(Aim)
Extract all lines that hold the string "JSON".
○ ○ ○ ○
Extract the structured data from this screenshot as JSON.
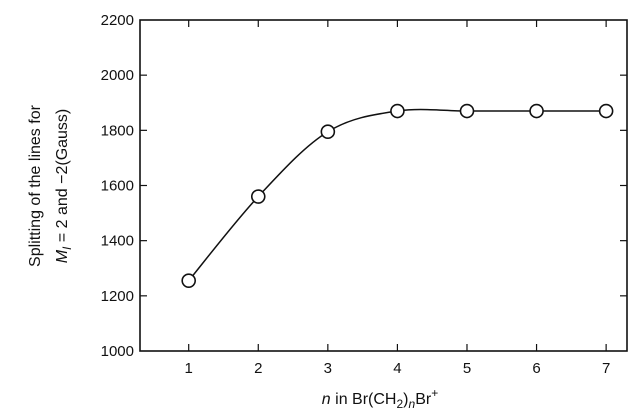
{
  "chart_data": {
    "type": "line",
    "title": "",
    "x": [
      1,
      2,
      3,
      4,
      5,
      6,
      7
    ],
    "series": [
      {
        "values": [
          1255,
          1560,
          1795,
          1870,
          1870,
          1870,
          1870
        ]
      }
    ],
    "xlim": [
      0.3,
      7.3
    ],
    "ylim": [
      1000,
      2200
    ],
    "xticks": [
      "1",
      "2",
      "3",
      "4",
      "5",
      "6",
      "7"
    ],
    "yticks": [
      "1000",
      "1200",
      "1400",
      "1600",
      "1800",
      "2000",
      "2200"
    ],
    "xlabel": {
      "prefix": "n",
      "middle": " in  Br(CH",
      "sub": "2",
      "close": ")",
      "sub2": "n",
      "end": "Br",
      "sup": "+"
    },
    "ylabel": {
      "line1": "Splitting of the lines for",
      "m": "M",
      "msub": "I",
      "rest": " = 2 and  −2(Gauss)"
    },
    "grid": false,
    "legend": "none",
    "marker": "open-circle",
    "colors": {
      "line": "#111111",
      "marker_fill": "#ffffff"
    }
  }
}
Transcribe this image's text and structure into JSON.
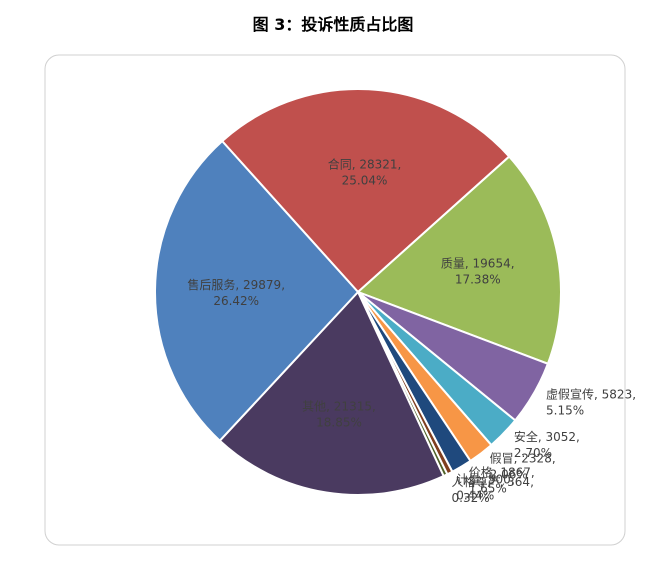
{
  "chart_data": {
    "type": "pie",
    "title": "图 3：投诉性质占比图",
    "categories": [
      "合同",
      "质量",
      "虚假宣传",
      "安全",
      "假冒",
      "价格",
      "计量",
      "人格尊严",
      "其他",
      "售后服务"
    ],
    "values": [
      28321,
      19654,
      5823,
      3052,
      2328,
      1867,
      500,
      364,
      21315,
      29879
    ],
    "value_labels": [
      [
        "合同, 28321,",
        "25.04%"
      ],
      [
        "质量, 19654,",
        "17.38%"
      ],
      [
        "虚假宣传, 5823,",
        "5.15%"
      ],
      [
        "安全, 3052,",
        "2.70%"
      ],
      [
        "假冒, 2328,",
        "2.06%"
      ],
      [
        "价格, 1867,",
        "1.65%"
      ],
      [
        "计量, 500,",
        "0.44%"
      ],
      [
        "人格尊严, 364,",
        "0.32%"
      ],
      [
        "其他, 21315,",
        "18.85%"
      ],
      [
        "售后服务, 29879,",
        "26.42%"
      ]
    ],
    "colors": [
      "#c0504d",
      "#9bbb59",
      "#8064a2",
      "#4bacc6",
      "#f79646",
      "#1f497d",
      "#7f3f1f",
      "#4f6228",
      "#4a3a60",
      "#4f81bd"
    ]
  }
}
○ ○ ○ ○
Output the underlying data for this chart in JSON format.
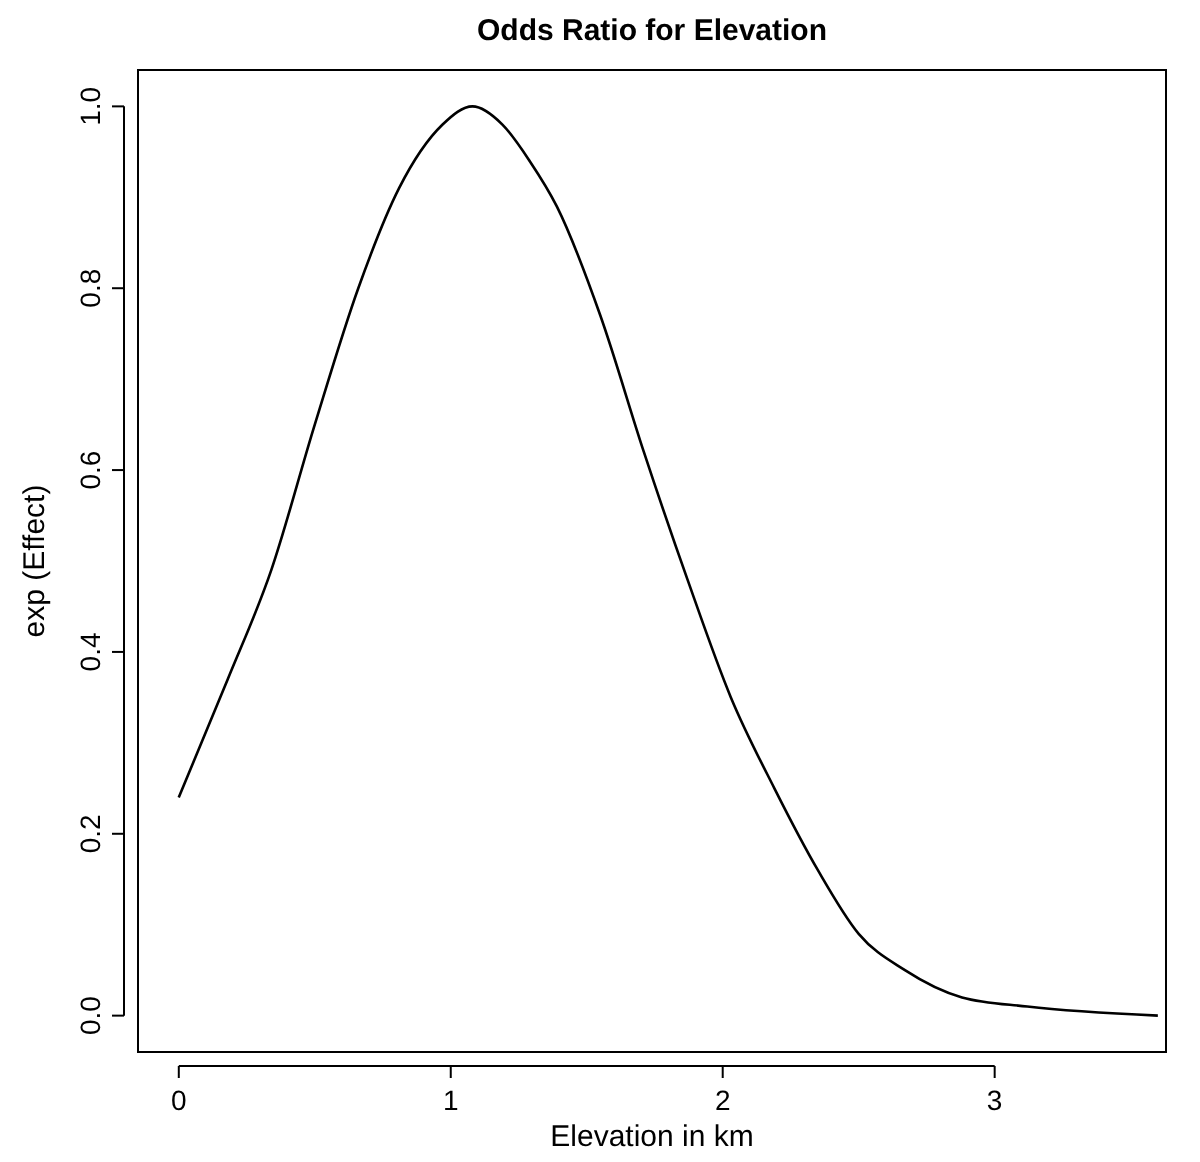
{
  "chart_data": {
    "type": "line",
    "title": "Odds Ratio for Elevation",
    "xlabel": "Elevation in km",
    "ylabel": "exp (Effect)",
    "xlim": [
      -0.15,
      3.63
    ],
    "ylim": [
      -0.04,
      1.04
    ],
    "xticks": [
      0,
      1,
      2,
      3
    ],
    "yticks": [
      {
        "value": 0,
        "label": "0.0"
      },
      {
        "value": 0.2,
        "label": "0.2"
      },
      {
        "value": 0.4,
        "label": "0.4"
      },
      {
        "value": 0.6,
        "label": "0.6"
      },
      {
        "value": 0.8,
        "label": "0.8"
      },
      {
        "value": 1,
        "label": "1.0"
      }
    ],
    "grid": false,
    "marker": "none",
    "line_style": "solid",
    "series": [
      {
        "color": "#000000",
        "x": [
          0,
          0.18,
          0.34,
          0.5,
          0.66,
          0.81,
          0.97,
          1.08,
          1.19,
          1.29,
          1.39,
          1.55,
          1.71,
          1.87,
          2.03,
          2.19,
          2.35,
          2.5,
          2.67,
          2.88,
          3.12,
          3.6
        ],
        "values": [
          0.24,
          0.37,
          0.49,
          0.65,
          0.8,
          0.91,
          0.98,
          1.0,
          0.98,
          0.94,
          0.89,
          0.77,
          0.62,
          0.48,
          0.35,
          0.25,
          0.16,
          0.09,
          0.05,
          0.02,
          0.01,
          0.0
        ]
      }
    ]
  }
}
○ ○ ○ ○
(Task answer)
Extract the structured data from this screenshot as JSON.
Transcribe this image's text and structure into JSON.
Output the underlying data for this chart in JSON format.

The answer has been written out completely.